- Set exercise -
Transcribe the full listing below exactly.

- Material supplied -
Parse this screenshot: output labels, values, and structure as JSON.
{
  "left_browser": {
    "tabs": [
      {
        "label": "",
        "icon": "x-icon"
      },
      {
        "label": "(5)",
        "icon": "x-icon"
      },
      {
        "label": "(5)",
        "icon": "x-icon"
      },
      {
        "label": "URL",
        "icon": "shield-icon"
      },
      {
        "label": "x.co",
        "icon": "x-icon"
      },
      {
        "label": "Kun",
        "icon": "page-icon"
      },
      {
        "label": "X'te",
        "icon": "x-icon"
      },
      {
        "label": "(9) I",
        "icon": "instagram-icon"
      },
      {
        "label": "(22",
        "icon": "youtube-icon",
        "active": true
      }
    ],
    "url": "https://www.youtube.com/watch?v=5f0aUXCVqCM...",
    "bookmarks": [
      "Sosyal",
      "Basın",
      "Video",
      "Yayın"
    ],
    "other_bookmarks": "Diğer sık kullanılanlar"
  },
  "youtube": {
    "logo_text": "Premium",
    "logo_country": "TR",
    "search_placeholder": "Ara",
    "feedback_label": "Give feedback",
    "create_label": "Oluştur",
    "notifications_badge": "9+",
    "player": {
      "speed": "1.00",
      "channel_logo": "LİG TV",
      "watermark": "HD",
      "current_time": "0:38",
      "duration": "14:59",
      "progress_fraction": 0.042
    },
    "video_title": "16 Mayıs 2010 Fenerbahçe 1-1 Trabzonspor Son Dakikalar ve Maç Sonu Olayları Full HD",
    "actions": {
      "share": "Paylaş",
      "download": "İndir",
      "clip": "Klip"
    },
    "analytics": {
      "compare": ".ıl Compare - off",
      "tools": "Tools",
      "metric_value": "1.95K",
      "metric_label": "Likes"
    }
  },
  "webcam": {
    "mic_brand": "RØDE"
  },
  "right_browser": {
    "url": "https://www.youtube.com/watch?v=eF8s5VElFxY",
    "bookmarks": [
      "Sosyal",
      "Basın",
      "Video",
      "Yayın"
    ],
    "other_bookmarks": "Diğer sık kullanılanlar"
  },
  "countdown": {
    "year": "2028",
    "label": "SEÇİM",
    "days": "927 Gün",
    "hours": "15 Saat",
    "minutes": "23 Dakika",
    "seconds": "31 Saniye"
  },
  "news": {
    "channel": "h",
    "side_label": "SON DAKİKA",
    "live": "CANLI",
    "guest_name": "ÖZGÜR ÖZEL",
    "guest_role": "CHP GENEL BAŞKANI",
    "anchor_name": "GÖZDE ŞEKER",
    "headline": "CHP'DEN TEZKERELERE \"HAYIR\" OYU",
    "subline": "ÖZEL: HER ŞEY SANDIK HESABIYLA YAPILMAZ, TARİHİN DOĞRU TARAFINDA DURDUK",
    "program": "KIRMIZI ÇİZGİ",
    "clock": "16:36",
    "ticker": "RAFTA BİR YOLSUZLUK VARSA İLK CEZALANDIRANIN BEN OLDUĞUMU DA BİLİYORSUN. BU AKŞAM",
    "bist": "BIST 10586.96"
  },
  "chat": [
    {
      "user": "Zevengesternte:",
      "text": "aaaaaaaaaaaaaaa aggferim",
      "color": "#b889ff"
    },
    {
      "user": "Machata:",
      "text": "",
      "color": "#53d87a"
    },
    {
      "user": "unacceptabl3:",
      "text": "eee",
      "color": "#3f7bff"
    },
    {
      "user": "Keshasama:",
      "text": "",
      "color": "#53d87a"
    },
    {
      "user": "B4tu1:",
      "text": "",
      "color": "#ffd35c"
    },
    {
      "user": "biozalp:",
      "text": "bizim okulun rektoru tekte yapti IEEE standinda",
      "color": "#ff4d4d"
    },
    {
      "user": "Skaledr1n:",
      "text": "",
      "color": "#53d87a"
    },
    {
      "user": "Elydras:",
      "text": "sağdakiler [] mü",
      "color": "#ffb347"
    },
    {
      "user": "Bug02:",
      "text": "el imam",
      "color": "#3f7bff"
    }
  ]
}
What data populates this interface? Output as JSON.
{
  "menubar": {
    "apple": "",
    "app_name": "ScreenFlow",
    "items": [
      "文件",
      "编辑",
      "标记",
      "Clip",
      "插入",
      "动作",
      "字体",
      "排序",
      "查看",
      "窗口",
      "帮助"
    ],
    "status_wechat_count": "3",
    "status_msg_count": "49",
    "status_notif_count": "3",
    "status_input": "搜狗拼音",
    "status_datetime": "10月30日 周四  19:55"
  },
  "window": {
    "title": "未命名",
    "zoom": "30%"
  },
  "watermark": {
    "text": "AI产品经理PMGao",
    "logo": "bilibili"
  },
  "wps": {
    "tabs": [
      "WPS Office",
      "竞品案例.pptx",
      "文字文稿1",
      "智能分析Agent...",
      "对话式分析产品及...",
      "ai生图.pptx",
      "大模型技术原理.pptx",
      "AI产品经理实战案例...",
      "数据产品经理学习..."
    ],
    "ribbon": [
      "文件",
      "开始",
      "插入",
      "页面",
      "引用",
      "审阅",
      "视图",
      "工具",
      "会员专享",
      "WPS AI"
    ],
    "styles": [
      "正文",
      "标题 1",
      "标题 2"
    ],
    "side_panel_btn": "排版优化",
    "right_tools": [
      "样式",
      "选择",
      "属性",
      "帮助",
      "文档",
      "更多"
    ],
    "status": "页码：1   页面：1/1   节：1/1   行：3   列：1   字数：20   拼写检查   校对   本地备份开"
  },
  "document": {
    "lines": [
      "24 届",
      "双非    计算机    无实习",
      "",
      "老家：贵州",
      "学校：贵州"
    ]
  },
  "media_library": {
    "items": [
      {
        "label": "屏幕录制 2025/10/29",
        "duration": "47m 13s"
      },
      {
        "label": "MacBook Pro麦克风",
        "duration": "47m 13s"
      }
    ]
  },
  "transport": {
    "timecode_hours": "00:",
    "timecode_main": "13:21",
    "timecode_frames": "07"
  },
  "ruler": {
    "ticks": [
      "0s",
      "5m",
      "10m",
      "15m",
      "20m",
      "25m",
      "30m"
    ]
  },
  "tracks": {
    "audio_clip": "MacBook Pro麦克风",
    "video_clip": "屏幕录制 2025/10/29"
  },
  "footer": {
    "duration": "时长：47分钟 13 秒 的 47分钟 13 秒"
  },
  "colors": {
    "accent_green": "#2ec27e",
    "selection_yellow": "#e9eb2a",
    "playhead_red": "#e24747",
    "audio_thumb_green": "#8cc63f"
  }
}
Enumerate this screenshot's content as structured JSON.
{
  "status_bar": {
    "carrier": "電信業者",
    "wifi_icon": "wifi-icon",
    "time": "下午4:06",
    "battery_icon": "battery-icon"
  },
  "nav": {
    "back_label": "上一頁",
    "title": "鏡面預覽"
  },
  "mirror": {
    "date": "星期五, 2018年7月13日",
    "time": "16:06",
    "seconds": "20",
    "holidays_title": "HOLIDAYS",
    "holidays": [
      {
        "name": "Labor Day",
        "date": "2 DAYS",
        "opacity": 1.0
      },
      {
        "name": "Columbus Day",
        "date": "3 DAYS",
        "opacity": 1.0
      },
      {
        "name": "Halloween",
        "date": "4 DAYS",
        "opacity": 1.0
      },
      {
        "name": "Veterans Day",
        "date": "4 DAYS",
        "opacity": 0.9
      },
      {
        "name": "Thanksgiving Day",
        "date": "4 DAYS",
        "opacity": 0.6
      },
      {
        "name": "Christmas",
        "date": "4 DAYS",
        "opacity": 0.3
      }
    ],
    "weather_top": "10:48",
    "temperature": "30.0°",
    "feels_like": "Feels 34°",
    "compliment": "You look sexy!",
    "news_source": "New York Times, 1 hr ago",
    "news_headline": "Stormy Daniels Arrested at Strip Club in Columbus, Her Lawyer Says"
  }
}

- Task result -
Parse this screenshot: output labels, values, and structure as JSON.
{
  "left_browser": {
    "tabs": [
      {
        "label": "",
        "icon": "x-icon"
      },
      {
        "label": "(5)",
        "icon": "x-icon"
      },
      {
        "label": "(5)",
        "icon": "x-icon"
      },
      {
        "label": "URL",
        "icon": "shield-icon"
      },
      {
        "label": "x.co",
        "icon": "x-icon"
      },
      {
        "label": "Kun",
        "icon": "page-icon"
      },
      {
        "label": "X'te",
        "icon": "x-icon"
      },
      {
        "label": "(9) I",
        "icon": "instagram-icon"
      },
      {
        "label": "(22",
        "icon": "youtube-icon",
        "active": true
      }
    ],
    "url": "https://www.youtube.com/watch?v=5f0aUXCVqCM...",
    "bookmarks": [
      "Sosyal",
      "Basın",
      "Video",
      "Yayın"
    ],
    "other_bookmarks": "Diğer sık kullanılanlar"
  },
  "youtube": {
    "logo_text": "Premium",
    "logo_country": "TR",
    "search_placeholder": "Ara",
    "feedback_label": "Give feedback",
    "create_label": "Oluştur",
    "notifications_badge": "9+",
    "player": {
      "speed": "1.00",
      "channel_logo": "LİG TV",
      "watermark": "HD",
      "current_time": "0:38",
      "duration": "14:59",
      "progress_fraction": 0.042
    },
    "video_title": "16 Mayıs 2010 Fenerbahçe 1-1 Trabzonspor Son Dakikalar ve Maç Sonu Olayları Full HD",
    "actions": {
      "share": "Paylaş",
      "download": "İndir",
      "clip": "Klip"
    },
    "analytics": {
      "compare": ".ıl Compare - off",
      "tools": "Tools",
      "metric_value": "1.95K",
      "metric_label": "Likes"
    }
  },
  "webcam": {
    "mic_brand": "RØDE"
  },
  "right_browser": {
    "url": "https://www.youtube.com/watch?v=eF8s5VElFxY",
    "bookmarks": [
      "Sosyal",
      "Basın",
      "Video",
      "Yayın"
    ],
    "other_bookmarks": "Diğer sık kullanılanlar"
  },
  "countdown": {
    "year": "2028",
    "label": "SEÇİM",
    "days": "927 Gün",
    "hours": "15 Saat",
    "minutes": "23 Dakika",
    "seconds": "31 Saniye"
  },
  "news": {
    "channel": "h",
    "side_label": "SON DAKİKA",
    "live": "CANLI",
    "guest_name": "ÖZGÜR ÖZEL",
    "guest_role": "CHP GENEL BAŞKANI",
    "anchor_name": "GÖZDE ŞEKER",
    "headline": "CHP'DEN TEZKERELERE \"HAYIR\" OYU",
    "subline": "ÖZEL: HER ŞEY SANDIK HESABIYLA YAPILMAZ, TARİHİN DOĞRU TARAFINDA DURDUK",
    "program": "KIRMIZI ÇİZGİ",
    "clock": "16:36",
    "ticker": "RAFTA BİR YOLSUZLUK VARSA İLK CEZALANDIRANIN BEN OLDUĞUMU DA BİLİYORSUN. BU AKŞAM",
    "bist": "BIST 10586.96"
  },
  "chat": [
    {
      "user": "Zevengesternte:",
      "text": "aaaaaaaaaaaaaaa aggferim",
      "color": "#b889ff"
    },
    {
      "user": "Machata:",
      "text": "",
      "color": "#53d87a"
    },
    {
      "user": "unacceptabl3:",
      "text": "eee",
      "color": "#3f7bff"
    },
    {
      "user": "Keshasama:",
      "text": "",
      "color": "#53d87a"
    },
    {
      "user": "B4tu1:",
      "text": "",
      "color": "#ffd35c"
    },
    {
      "user": "biozalp:",
      "text": "bizim okulun rektoru tekte yapti IEEE standinda",
      "color": "#ff4d4d"
    },
    {
      "user": "Skaledr1n:",
      "text": "",
      "color": "#53d87a"
    },
    {
      "user": "Elydras:",
      "text": "sağdakiler [] mü",
      "color": "#ffb347"
    },
    {
      "user": "Bug02:",
      "text": "el imam",
      "color": "#3f7bff"
    }
  ]
}
What data populates this interface? Output as JSON.
{
  "menubar": {
    "apple": "",
    "app_name": "ScreenFlow",
    "items": [
      "文件",
      "编辑",
      "标记",
      "Clip",
      "插入",
      "动作",
      "字体",
      "排序",
      "查看",
      "窗口",
      "帮助"
    ],
    "status_wechat_count": "3",
    "status_msg_count": "49",
    "status_notif_count": "3",
    "status_input": "搜狗拼音",
    "status_datetime": "10月30日 周四  19:55"
  },
  "window": {
    "title": "未命名",
    "zoom": "30%"
  },
  "watermark": {
    "text": "AI产品经理PMGao",
    "logo": "bilibili"
  },
  "wps": {
    "tabs": [
      "WPS Office",
      "竞品案例.pptx",
      "文字文稿1",
      "智能分析Agent...",
      "对话式分析产品及...",
      "ai生图.pptx",
      "大模型技术原理.pptx",
      "AI产品经理实战案例...",
      "数据产品经理学习..."
    ],
    "ribbon": [
      "文件",
      "开始",
      "插入",
      "页面",
      "引用",
      "审阅",
      "视图",
      "工具",
      "会员专享",
      "WPS AI"
    ],
    "styles": [
      "正文",
      "标题 1",
      "标题 2"
    ],
    "side_panel_btn": "排版优化",
    "right_tools": [
      "样式",
      "选择",
      "属性",
      "帮助",
      "文档",
      "更多"
    ],
    "status": "页码：1   页面：1/1   节：1/1   行：3   列：1   字数：20   拼写检查   校对   本地备份开"
  },
  "document": {
    "lines": [
      "24 届",
      "双非    计算机    无实习",
      "",
      "老家：贵州",
      "学校：贵州"
    ]
  },
  "media_library": {
    "items": [
      {
        "label": "屏幕录制 2025/10/29",
        "duration": "47m 13s"
      },
      {
        "label": "MacBook Pro麦克风",
        "duration": "47m 13s"
      }
    ]
  },
  "transport": {
    "timecode_hours": "00:",
    "timecode_main": "13:21",
    "timecode_frames": "07"
  },
  "ruler": {
    "ticks": [
      "0s",
      "5m",
      "10m",
      "15m",
      "20m",
      "25m",
      "30m"
    ]
  },
  "tracks": {
    "audio_clip": "MacBook Pro麦克风",
    "video_clip": "屏幕录制 2025/10/29"
  },
  "footer": {
    "duration": "时长：47分钟 13 秒 的 47分钟 13 秒"
  },
  "colors": {
    "accent_green": "#2ec27e",
    "selection_yellow": "#e9eb2a",
    "playhead_red": "#e24747",
    "audio_thumb_green": "#8cc63f"
  }
}
Enumerate this screenshot's content as structured JSON.
{
  "status_bar": {
    "carrier": "電信業者",
    "wifi_icon": "wifi-icon",
    "time": "下午4:06",
    "battery_icon": "battery-icon"
  },
  "nav": {
    "back_label": "上一頁",
    "title": "鏡面預覽"
  },
  "mirror": {
    "date": "星期五, 2018年7月13日",
    "time": "16:06",
    "seconds": "20",
    "holidays_title": "HOLIDAYS",
    "holidays": [
      {
        "name": "Labor Day",
        "date": "2 DAYS",
        "opacity": 1.0
      },
      {
        "name": "Columbus Day",
        "date": "3 DAYS",
        "opacity": 1.0
      },
      {
        "name": "Halloween",
        "date": "4 DAYS",
        "opacity": 1.0
      },
      {
        "name": "Veterans Day",
        "date": "4 DAYS",
        "opacity": 0.9
      },
      {
        "name": "Thanksgiving Day",
        "date": "4 DAYS",
        "opacity": 0.6
      },
      {
        "name": "Christmas",
        "date": "4 DAYS",
        "opacity": 0.3
      }
    ],
    "weather_top": "10:48",
    "temperature": "30.0°",
    "feels_like": "Feels 34°",
    "compliment": "You look sexy!",
    "news_source": "New York Times, 1 hr ago",
    "news_headline": "Stormy Daniels Arrested at Strip Club in Columbus, Her Lawyer Says"
  }
}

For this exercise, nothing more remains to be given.